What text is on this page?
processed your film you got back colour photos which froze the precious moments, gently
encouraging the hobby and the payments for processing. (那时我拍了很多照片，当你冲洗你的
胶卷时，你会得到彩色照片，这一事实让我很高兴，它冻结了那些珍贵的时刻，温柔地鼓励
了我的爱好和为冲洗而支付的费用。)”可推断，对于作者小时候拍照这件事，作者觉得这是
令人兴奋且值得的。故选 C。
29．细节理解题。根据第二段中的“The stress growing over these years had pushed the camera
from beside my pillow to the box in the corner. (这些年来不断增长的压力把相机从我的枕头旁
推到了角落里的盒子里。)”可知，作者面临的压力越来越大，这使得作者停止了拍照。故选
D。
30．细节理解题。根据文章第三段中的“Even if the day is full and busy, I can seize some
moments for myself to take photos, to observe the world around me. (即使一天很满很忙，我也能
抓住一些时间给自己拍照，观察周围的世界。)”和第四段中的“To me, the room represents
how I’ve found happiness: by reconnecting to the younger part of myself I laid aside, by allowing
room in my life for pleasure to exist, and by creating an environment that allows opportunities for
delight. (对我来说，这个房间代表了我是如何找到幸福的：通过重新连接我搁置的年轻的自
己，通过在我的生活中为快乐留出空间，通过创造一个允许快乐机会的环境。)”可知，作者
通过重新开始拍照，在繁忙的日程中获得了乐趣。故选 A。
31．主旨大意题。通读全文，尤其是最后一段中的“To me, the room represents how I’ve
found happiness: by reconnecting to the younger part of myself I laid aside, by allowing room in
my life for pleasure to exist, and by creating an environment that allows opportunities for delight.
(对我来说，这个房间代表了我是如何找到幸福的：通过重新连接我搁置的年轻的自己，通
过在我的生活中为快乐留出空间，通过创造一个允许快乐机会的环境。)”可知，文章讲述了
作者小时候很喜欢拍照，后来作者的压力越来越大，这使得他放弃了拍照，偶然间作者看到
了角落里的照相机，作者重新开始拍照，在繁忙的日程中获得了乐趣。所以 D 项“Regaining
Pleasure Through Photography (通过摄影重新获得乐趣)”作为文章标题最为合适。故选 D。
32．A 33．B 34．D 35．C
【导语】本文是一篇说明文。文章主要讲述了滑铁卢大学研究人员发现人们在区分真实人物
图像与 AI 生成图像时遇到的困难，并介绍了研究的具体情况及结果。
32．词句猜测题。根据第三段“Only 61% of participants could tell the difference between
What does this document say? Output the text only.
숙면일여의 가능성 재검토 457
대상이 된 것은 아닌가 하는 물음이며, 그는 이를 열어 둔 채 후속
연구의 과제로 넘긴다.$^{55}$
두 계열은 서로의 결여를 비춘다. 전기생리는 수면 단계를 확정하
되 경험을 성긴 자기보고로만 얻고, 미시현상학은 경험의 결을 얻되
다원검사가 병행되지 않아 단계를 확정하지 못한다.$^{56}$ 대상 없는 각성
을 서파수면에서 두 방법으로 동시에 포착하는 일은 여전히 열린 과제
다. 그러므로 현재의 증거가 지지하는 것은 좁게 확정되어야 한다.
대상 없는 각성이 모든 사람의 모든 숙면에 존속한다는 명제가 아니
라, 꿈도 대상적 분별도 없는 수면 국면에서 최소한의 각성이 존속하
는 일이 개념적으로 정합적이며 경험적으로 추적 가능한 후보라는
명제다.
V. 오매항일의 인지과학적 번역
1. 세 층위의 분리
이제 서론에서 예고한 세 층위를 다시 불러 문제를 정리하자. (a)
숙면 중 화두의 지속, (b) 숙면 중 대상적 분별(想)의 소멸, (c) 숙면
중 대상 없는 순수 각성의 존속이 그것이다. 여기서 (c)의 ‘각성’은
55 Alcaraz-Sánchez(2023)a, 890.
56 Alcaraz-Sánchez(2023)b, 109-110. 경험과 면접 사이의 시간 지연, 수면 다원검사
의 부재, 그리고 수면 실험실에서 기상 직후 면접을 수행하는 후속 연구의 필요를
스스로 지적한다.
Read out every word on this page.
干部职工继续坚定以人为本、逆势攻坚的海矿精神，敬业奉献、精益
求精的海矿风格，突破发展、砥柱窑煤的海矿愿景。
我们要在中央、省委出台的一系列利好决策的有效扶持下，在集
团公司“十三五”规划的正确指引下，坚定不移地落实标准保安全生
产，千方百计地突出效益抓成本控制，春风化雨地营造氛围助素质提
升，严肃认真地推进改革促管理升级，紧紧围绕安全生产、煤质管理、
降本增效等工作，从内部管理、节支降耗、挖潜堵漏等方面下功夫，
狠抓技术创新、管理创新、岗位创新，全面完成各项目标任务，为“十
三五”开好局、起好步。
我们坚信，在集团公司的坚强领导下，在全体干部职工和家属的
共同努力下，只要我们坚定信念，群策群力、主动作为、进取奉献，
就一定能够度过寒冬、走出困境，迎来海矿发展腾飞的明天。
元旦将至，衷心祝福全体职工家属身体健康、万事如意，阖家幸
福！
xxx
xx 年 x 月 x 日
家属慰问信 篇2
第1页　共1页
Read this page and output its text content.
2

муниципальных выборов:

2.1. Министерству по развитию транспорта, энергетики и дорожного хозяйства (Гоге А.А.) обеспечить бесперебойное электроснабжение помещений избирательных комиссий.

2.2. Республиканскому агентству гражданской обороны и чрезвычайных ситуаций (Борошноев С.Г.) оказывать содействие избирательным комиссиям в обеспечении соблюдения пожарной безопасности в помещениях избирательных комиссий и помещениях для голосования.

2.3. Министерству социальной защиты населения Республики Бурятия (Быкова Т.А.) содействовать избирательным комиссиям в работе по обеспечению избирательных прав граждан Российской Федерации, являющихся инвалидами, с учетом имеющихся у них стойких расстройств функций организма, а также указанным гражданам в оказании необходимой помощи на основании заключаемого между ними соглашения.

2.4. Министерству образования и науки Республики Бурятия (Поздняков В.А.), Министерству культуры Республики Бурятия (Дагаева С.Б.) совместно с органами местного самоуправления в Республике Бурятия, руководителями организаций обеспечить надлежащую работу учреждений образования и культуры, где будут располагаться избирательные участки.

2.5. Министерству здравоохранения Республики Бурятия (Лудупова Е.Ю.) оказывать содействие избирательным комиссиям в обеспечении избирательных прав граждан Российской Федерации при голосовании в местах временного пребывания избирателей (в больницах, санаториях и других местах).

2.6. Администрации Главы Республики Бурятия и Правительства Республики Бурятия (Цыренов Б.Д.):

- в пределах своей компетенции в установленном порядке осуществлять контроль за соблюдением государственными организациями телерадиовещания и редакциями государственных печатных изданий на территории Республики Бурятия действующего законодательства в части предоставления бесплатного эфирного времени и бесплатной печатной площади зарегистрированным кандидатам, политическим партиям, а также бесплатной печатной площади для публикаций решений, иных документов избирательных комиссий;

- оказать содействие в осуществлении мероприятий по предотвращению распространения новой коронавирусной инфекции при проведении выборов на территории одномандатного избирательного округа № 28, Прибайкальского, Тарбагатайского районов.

Set task –
Say how many lines above contain the string "allows". Answer with the number only.

Answer to the exercise –
2